*Required task*
Write every line out verbatim and omit the pictures.

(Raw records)
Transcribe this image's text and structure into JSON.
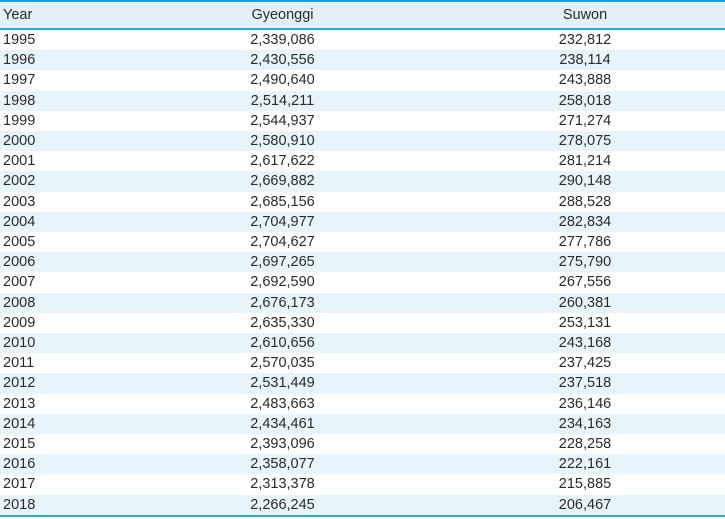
{
  "chart_data": {
    "type": "table",
    "title": "",
    "columns": [
      "Year",
      "Gyeonggi",
      "Suwon"
    ],
    "rows": [
      [
        "1995",
        "2,339,086",
        "232,812"
      ],
      [
        "1996",
        "2,430,556",
        "238,114"
      ],
      [
        "1997",
        "2,490,640",
        "243,888"
      ],
      [
        "1998",
        "2,514,211",
        "258,018"
      ],
      [
        "1999",
        "2,544,937",
        "271,274"
      ],
      [
        "2000",
        "2,580,910",
        "278,075"
      ],
      [
        "2001",
        "2,617,622",
        "281,214"
      ],
      [
        "2002",
        "2,669,882",
        "290,148"
      ],
      [
        "2003",
        "2,685,156",
        "288,528"
      ],
      [
        "2004",
        "2,704,977",
        "282,834"
      ],
      [
        "2005",
        "2,704,627",
        "277,786"
      ],
      [
        "2006",
        "2,697,265",
        "275,790"
      ],
      [
        "2007",
        "2,692,590",
        "267,556"
      ],
      [
        "2008",
        "2,676,173",
        "260,381"
      ],
      [
        "2009",
        "2,635,330",
        "253,131"
      ],
      [
        "2010",
        "2,610,656",
        "243,168"
      ],
      [
        "2011",
        "2,570,035",
        "237,425"
      ],
      [
        "2012",
        "2,531,449",
        "237,518"
      ],
      [
        "2013",
        "2,483,663",
        "236,146"
      ],
      [
        "2014",
        "2,434,461",
        "234,163"
      ],
      [
        "2015",
        "2,393,096",
        "228,258"
      ],
      [
        "2016",
        "2,358,077",
        "222,161"
      ],
      [
        "2017",
        "2,313,378",
        "215,885"
      ],
      [
        "2018",
        "2,266,245",
        "206,467"
      ]
    ],
    "series": [
      {
        "name": "Gyeonggi",
        "values": [
          2339086,
          2430556,
          2490640,
          2514211,
          2544937,
          2580910,
          2617622,
          2669882,
          2685156,
          2704977,
          2704627,
          2697265,
          2692590,
          2676173,
          2635330,
          2610656,
          2570035,
          2531449,
          2483663,
          2434461,
          2393096,
          2358077,
          2313378,
          2266245
        ]
      },
      {
        "name": "Suwon",
        "values": [
          232812,
          238114,
          243888,
          258018,
          271274,
          278075,
          281214,
          290148,
          288528,
          282834,
          277786,
          275790,
          267556,
          260381,
          253131,
          243168,
          237425,
          237518,
          236146,
          234163,
          228258,
          222161,
          215885,
          206467
        ]
      }
    ],
    "x": [
      1995,
      1996,
      1997,
      1998,
      1999,
      2000,
      2001,
      2002,
      2003,
      2004,
      2005,
      2006,
      2007,
      2008,
      2009,
      2010,
      2011,
      2012,
      2013,
      2014,
      2015,
      2016,
      2017,
      2018
    ]
  },
  "colors": {
    "accent_line": "#29a9e1",
    "header_bg": "#e4f0f9",
    "stripe_bg": "#e8f4fb",
    "text": "#2b2a29"
  }
}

*Written solution*
Transcribe this image's text and structure into JSON.
{
  "chart_data": {
    "type": "table",
    "title": "",
    "columns": [
      "Year",
      "Gyeonggi",
      "Suwon"
    ],
    "rows": [
      [
        "1995",
        "2,339,086",
        "232,812"
      ],
      [
        "1996",
        "2,430,556",
        "238,114"
      ],
      [
        "1997",
        "2,490,640",
        "243,888"
      ],
      [
        "1998",
        "2,514,211",
        "258,018"
      ],
      [
        "1999",
        "2,544,937",
        "271,274"
      ],
      [
        "2000",
        "2,580,910",
        "278,075"
      ],
      [
        "2001",
        "2,617,622",
        "281,214"
      ],
      [
        "2002",
        "2,669,882",
        "290,148"
      ],
      [
        "2003",
        "2,685,156",
        "288,528"
      ],
      [
        "2004",
        "2,704,977",
        "282,834"
      ],
      [
        "2005",
        "2,704,627",
        "277,786"
      ],
      [
        "2006",
        "2,697,265",
        "275,790"
      ],
      [
        "2007",
        "2,692,590",
        "267,556"
      ],
      [
        "2008",
        "2,676,173",
        "260,381"
      ],
      [
        "2009",
        "2,635,330",
        "253,131"
      ],
      [
        "2010",
        "2,610,656",
        "243,168"
      ],
      [
        "2011",
        "2,570,035",
        "237,425"
      ],
      [
        "2012",
        "2,531,449",
        "237,518"
      ],
      [
        "2013",
        "2,483,663",
        "236,146"
      ],
      [
        "2014",
        "2,434,461",
        "234,163"
      ],
      [
        "2015",
        "2,393,096",
        "228,258"
      ],
      [
        "2016",
        "2,358,077",
        "222,161"
      ],
      [
        "2017",
        "2,313,378",
        "215,885"
      ],
      [
        "2018",
        "2,266,245",
        "206,467"
      ]
    ],
    "series": [
      {
        "name": "Gyeonggi",
        "values": [
          2339086,
          2430556,
          2490640,
          2514211,
          2544937,
          2580910,
          2617622,
          2669882,
          2685156,
          2704977,
          2704627,
          2697265,
          2692590,
          2676173,
          2635330,
          2610656,
          2570035,
          2531449,
          2483663,
          2434461,
          2393096,
          2358077,
          2313378,
          2266245
        ]
      },
      {
        "name": "Suwon",
        "values": [
          232812,
          238114,
          243888,
          258018,
          271274,
          278075,
          281214,
          290148,
          288528,
          282834,
          277786,
          275790,
          267556,
          260381,
          253131,
          243168,
          237425,
          237518,
          236146,
          234163,
          228258,
          222161,
          215885,
          206467
        ]
      }
    ],
    "x": [
      1995,
      1996,
      1997,
      1998,
      1999,
      2000,
      2001,
      2002,
      2003,
      2004,
      2005,
      2006,
      2007,
      2008,
      2009,
      2010,
      2011,
      2012,
      2013,
      2014,
      2015,
      2016,
      2017,
      2018
    ]
  },
  "colors": {
    "accent_line": "#29a9e1",
    "header_bg": "#e4f0f9",
    "stripe_bg": "#e8f4fb",
    "text": "#2b2a29"
  }
}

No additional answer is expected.